• Supplied data

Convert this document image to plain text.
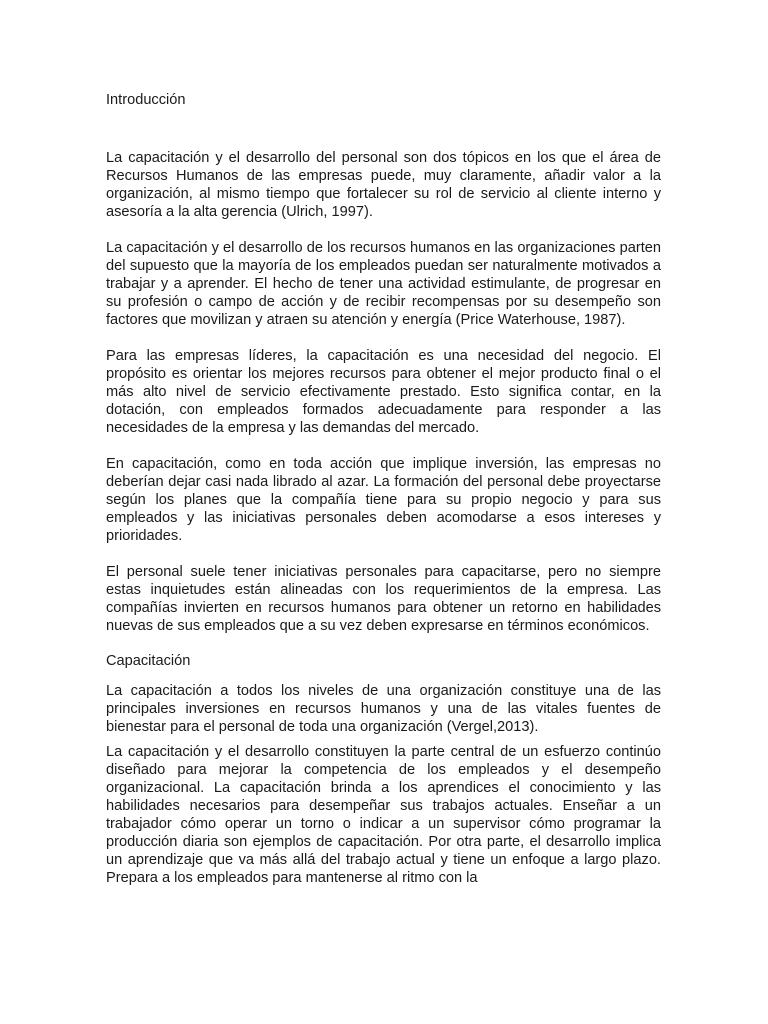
Introducción

La capacitación y el desarrollo del personal son dos tópicos en los que el área de Recursos Humanos de las empresas puede, muy claramente, añadir valor a la organización, al mismo tiempo que fortalecer su rol de servicio al cliente interno y asesoría a la alta gerencia (Ulrich, 1997).

La capacitación y el desarrollo de los recursos humanos en las organizaciones parten del supuesto que la mayoría de los empleados puedan ser naturalmente motivados a trabajar y a aprender. El hecho de tener una actividad estimulante, de progresar en su profesión o campo de acción y de recibir recompensas por su desempeño son factores que movilizan y atraen su atención y energía (Price Waterhouse, 1987).

Para las empresas líderes, la capacitación es una necesidad del negocio. El propósito es orientar los mejores recursos para obtener el mejor producto final o el más alto nivel de servicio efectivamente prestado. Esto significa contar, en la dotación, con empleados formados adecuadamente para responder a las necesidades de la empresa y las demandas del mercado.

En capacitación, como en toda acción que implique inversión, las empresas no deberían dejar casi nada librado al azar. La formación del personal debe proyectarse según los planes que la compañía tiene para su propio negocio y para sus empleados y las iniciativas personales deben acomodarse a esos intereses y prioridades.

El personal suele tener iniciativas personales para capacitarse, pero no siempre estas inquietudes están alineadas con los requerimientos de la empresa. Las compañías invierten en recursos humanos para obtener un retorno en habilidades nuevas de sus empleados que a su vez deben expresarse en términos económicos.

Capacitación

La capacitación a todos los niveles de una organización constituye una de las principales inversiones en recursos humanos y una de las vitales fuentes de bienestar para el personal de toda una organización (Vergel,2013).

La capacitación y el desarrollo constituyen la parte central de un esfuerzo continúo diseñado para mejorar la competencia de los empleados y el desempeño organizacional. La capacitación brinda a los aprendices el conocimiento y las habilidades necesarios para desempeñar sus trabajos actuales. Enseñar a un trabajador cómo operar un torno o indicar a un supervisor cómo programar la producción diaria son ejemplos de capacitación. Por otra parte, el desarrollo implica un aprendizaje que va más allá del trabajo actual y tiene un enfoque a largo plazo. Prepara a los empleados para mantenerse al ritmo con la
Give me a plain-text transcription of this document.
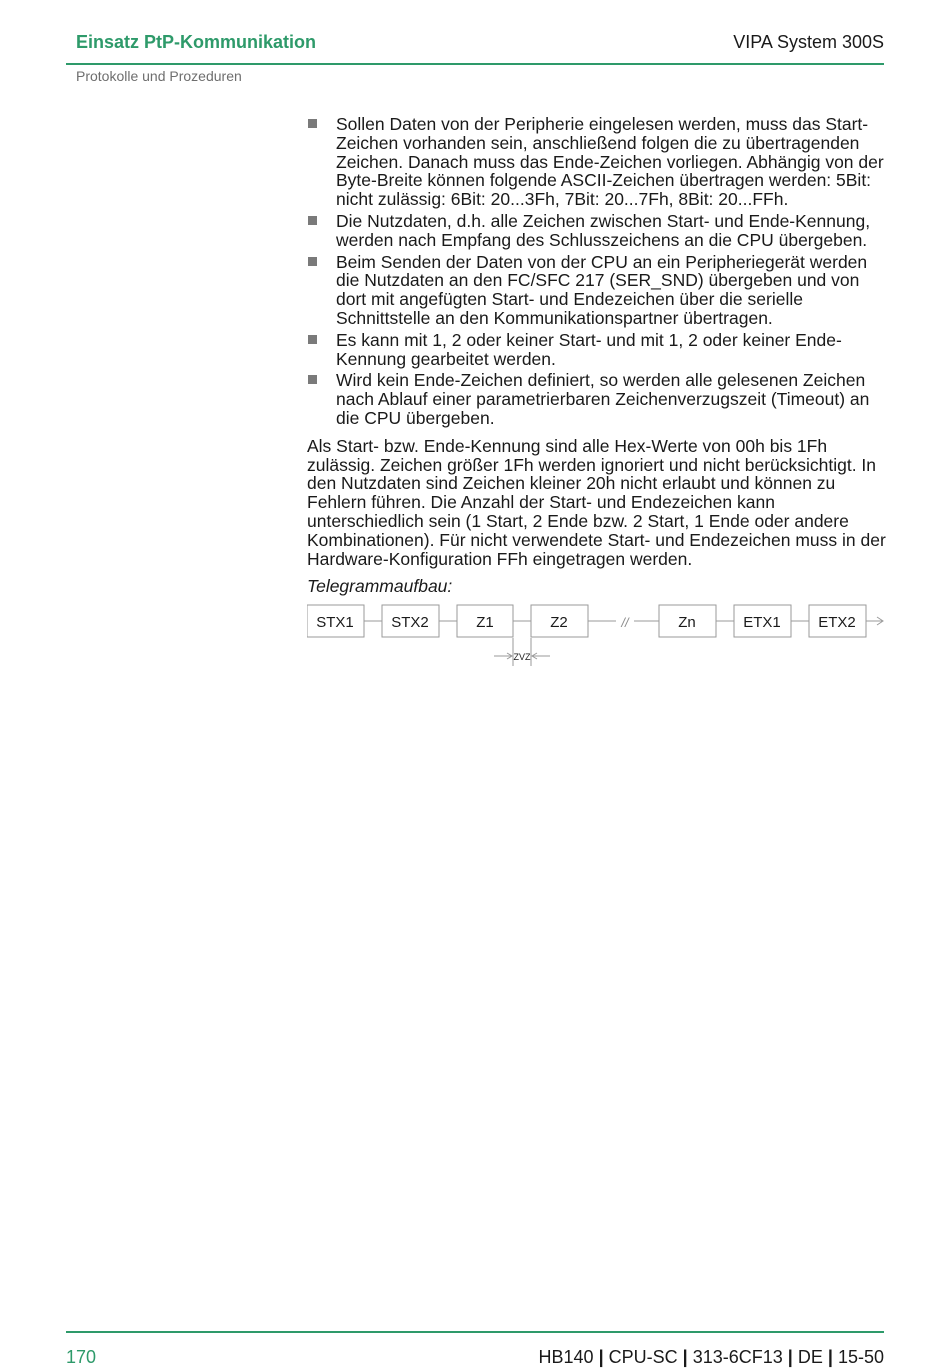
Einsatz PtP-Kommunikation	VIPA System 300S
Protokolle und Prozeduren
Sollen Daten von der Peripherie eingelesen werden, muss das Start-Zeichen vorhanden sein, anschließend folgen die zu übertragenden Zeichen. Danach muss das Ende-Zeichen vorliegen. Abhängig von der Byte-Breite können folgende ASCII-Zeichen übertragen werden: 5Bit: nicht zulässig: 6Bit: 20...3Fh, 7Bit: 20...7Fh, 8Bit: 20...FFh.
Die Nutzdaten, d.h. alle Zeichen zwischen Start- und Ende-Kennung, werden nach Empfang des Schlusszeichens an die CPU übergeben.
Beim Senden der Daten von der CPU an ein Peripheriegerät werden die Nutzdaten an den FC/SFC 217 (SER_SND) übergeben und von dort mit angefügten Start- und Endezeichen über die serielle Schnittstelle an den Kommunikationspartner übertragen.
Es kann mit 1, 2 oder keiner Start- und mit 1, 2 oder keiner Ende-Kennung gearbeitet werden.
Wird kein Ende-Zeichen definiert, so werden alle gelesenen Zeichen nach Ablauf einer parametrierbaren Zeichenverzugszeit (Timeout) an die CPU übergeben.

Als Start- bzw. Ende-Kennung sind alle Hex-Werte von 00h bis 1Fh zulässig. Zeichen größer 1Fh werden ignoriert und nicht berücksichtigt. In den Nutzdaten sind Zeichen kleiner 20h nicht erlaubt und können zu Fehlern führen. Die Anzahl der Start- und Endezeichen kann unterschiedlich sein (1 Start, 2 Ende bzw. 2 Start, 1 Ende oder andere Kombinationen). Für nicht verwendete Start- und Endezeichen muss in der Hardware-Konfiguration FFh eingetragen werden.

Telegrammaufbau:

STX1 STX2	Z1	Z2	Zn	ETX1 ETX2
//
ZVZ
170	HB140 | CPU-SC | 313-6CF13 | DE | 15-50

• Given task
Pick each line holding the word "organización" out of the data and copy it.

• Full solution
La capacitación y el desarrollo del personal son dos tópicos en los que el área de Recursos Humanos de las empresas puede, muy claramente, añadir valor a la organización, al mismo tiempo que fortalecer su rol de servicio al cliente interno y asesoría a la alta gerencia (Ulrich, 1997).
La capacitación a todos los niveles de una organización constituye una de las principales inversiones en recursos humanos y una de las vitales fuentes de bienestar para el personal de toda una organización (Vergel,2013).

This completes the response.